Select the lines of the records containing the word "Chance" and list them.

== EXTRACTED MATERIAL

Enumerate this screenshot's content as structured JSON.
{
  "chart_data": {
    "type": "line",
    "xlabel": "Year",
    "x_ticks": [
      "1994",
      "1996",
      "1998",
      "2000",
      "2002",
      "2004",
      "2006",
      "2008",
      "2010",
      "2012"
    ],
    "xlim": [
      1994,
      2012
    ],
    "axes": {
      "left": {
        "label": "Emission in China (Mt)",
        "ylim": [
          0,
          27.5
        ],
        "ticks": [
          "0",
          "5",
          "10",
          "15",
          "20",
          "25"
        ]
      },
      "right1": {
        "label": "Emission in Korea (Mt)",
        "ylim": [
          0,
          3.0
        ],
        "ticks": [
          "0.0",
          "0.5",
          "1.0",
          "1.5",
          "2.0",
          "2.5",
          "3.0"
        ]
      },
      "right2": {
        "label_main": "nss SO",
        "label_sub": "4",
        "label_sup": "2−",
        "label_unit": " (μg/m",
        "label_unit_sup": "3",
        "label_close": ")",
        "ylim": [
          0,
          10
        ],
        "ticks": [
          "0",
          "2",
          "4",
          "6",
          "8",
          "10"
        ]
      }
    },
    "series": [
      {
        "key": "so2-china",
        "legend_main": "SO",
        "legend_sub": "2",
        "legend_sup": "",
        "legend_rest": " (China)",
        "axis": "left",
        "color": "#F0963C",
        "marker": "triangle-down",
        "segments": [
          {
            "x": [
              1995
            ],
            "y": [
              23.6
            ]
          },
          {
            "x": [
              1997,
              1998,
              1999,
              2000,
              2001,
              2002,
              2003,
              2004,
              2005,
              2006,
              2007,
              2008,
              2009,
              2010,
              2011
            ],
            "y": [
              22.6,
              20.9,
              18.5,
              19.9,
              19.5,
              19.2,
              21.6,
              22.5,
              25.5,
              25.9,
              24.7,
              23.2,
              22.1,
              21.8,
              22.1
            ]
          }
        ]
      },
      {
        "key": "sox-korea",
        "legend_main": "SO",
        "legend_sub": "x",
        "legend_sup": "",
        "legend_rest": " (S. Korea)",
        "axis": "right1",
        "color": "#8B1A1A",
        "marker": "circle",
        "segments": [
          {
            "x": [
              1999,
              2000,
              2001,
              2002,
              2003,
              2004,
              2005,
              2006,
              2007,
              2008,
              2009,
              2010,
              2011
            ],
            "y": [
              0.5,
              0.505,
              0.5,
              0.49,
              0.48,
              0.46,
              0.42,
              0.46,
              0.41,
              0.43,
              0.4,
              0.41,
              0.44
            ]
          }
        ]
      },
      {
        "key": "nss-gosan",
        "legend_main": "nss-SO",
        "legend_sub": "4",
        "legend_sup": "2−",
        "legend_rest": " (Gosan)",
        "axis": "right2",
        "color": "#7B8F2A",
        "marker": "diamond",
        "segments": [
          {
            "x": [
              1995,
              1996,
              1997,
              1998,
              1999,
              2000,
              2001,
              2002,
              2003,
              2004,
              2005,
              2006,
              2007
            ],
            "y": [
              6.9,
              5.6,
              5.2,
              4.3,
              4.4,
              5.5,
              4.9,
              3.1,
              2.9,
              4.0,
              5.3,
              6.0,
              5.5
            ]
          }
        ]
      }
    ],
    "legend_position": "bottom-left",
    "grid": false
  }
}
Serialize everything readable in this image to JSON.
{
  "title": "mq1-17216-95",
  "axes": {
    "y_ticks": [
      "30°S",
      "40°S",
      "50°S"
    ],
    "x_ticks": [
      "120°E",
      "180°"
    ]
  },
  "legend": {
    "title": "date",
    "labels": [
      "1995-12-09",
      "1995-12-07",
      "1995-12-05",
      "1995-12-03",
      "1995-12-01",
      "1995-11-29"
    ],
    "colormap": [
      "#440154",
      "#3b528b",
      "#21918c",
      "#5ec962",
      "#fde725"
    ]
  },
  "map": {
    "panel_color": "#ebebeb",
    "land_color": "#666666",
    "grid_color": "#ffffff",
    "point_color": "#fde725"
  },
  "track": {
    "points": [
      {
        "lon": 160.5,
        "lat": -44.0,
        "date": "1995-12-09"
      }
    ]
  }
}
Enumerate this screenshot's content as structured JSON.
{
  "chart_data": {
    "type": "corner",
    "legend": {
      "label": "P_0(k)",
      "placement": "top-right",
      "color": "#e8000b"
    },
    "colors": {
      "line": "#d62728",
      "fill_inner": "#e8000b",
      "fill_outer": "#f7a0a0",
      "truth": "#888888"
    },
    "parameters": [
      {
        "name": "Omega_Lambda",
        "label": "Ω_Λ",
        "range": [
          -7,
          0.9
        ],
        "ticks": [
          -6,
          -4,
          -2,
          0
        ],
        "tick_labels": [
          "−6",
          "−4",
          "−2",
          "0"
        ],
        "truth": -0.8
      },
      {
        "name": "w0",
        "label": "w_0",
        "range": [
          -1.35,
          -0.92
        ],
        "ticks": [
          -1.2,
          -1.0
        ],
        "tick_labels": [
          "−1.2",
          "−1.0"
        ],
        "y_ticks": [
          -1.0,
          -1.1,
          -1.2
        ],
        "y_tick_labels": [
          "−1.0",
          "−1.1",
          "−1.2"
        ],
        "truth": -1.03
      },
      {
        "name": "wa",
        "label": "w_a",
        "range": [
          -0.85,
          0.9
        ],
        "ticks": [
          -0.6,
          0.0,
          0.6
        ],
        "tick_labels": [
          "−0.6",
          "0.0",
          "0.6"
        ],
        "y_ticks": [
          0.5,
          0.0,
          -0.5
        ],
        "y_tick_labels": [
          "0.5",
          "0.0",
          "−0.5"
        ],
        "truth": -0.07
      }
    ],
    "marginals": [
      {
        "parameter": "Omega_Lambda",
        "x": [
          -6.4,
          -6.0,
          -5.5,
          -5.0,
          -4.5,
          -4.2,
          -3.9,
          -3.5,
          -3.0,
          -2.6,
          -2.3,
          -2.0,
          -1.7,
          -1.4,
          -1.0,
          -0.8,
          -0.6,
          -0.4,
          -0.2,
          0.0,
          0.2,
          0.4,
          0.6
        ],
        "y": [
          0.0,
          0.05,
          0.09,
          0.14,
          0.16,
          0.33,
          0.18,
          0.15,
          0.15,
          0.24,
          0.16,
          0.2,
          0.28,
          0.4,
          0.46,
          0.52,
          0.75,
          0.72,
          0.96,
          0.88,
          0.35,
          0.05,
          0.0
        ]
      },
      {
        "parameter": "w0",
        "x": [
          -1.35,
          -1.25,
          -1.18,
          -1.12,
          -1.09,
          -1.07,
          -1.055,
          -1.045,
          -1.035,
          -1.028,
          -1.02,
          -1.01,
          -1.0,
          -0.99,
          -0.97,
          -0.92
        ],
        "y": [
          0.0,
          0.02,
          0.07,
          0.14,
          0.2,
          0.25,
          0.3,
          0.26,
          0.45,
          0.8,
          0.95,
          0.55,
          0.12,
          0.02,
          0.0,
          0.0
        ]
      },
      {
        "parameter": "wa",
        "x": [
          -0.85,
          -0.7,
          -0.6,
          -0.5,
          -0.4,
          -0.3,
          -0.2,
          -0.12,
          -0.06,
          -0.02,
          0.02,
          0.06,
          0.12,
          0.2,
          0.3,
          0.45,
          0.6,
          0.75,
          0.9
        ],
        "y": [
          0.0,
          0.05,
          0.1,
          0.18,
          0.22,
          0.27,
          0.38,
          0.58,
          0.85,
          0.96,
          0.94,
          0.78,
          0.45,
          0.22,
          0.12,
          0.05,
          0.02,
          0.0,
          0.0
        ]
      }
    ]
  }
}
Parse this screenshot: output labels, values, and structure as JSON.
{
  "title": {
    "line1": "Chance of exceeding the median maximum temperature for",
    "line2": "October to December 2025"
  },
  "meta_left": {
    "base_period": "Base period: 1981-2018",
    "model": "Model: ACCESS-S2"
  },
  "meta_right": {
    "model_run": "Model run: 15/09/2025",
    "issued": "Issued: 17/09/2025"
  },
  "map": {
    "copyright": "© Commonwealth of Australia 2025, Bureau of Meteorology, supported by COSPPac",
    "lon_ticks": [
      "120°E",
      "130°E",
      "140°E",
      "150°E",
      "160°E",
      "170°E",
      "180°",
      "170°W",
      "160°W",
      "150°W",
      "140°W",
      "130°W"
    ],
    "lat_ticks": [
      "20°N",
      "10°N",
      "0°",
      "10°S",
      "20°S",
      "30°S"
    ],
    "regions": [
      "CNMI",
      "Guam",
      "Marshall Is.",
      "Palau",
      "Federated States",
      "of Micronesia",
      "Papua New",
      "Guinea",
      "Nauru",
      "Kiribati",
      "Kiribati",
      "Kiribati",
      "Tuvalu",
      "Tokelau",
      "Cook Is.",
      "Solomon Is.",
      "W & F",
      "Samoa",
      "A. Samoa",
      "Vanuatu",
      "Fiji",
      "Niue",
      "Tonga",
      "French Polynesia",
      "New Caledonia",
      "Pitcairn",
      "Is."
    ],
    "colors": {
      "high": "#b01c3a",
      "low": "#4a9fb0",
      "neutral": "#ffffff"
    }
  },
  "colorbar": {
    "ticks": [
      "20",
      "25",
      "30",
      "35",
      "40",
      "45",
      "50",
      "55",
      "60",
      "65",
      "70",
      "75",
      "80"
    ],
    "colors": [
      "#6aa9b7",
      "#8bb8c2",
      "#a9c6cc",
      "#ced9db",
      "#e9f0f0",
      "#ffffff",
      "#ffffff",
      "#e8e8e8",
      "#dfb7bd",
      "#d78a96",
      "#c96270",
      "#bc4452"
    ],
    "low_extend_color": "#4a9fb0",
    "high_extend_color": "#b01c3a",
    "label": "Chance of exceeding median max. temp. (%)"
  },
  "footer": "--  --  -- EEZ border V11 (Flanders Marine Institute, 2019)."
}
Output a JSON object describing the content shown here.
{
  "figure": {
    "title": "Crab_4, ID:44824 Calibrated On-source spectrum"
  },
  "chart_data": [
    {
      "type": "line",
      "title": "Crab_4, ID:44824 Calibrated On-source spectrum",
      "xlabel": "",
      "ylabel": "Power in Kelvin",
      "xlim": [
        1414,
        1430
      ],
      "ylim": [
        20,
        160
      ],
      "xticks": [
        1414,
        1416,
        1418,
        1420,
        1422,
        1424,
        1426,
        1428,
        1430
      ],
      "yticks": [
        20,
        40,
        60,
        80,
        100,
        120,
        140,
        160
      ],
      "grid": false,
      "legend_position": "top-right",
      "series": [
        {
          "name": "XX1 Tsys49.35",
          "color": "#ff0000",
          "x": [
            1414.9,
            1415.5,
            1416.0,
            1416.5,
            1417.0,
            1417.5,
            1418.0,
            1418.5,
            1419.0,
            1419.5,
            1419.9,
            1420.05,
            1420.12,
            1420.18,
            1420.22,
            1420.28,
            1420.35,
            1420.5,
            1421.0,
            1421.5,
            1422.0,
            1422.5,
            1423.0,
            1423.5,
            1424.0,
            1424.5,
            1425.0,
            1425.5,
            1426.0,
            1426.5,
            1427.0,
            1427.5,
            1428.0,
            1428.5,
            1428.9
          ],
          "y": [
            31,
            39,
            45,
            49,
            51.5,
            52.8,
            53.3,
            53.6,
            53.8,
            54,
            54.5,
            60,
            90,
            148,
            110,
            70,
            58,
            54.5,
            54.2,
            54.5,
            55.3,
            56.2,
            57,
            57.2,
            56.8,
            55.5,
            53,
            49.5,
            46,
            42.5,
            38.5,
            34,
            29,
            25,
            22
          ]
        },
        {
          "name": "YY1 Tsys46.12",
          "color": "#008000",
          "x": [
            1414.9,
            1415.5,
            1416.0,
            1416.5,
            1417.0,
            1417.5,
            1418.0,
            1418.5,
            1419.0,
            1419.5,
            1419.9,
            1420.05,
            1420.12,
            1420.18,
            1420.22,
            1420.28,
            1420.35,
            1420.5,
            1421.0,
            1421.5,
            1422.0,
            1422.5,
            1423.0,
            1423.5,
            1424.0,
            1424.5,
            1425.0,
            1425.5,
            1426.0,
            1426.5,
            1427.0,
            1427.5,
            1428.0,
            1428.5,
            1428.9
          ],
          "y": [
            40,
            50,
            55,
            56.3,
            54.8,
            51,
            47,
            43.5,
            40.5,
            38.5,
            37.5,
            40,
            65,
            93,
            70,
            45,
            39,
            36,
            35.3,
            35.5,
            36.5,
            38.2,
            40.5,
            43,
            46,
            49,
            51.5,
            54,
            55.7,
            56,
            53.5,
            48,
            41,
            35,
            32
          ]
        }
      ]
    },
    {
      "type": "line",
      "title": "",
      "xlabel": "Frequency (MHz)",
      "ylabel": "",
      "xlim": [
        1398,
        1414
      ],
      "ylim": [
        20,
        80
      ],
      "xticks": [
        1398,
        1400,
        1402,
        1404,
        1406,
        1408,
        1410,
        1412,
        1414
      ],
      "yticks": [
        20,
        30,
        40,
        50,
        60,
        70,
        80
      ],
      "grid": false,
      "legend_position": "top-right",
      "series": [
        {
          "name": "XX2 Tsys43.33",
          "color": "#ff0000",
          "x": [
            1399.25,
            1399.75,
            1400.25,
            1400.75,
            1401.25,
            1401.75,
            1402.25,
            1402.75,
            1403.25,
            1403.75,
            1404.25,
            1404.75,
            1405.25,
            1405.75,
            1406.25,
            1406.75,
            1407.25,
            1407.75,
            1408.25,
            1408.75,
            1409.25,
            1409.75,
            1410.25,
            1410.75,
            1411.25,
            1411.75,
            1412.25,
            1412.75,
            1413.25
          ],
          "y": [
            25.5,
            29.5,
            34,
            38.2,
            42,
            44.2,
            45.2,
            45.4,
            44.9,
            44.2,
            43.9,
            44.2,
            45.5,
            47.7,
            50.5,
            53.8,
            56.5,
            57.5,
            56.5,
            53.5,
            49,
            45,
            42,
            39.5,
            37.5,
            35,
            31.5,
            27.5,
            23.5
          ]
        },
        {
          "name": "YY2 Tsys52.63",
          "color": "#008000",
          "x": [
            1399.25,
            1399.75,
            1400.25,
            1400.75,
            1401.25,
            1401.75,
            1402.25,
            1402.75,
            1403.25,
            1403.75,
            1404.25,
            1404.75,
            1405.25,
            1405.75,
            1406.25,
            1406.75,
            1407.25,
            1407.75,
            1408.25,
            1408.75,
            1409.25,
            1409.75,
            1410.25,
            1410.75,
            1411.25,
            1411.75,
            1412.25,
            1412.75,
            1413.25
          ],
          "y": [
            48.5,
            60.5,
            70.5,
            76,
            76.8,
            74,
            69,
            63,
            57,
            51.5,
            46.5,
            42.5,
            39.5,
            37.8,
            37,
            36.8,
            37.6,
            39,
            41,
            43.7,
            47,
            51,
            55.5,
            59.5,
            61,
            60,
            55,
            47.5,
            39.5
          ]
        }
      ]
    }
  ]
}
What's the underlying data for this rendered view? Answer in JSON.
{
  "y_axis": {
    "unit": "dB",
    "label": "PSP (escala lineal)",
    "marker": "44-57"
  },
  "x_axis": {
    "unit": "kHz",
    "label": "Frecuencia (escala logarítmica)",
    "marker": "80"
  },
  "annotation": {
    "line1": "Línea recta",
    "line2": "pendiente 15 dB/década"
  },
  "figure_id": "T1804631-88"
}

====

WRITTEN ANSWER:
    "line1": "Chance of exceeding the median maximum temperature for",
    "label": "Chance of exceeding median max. temp. (%)"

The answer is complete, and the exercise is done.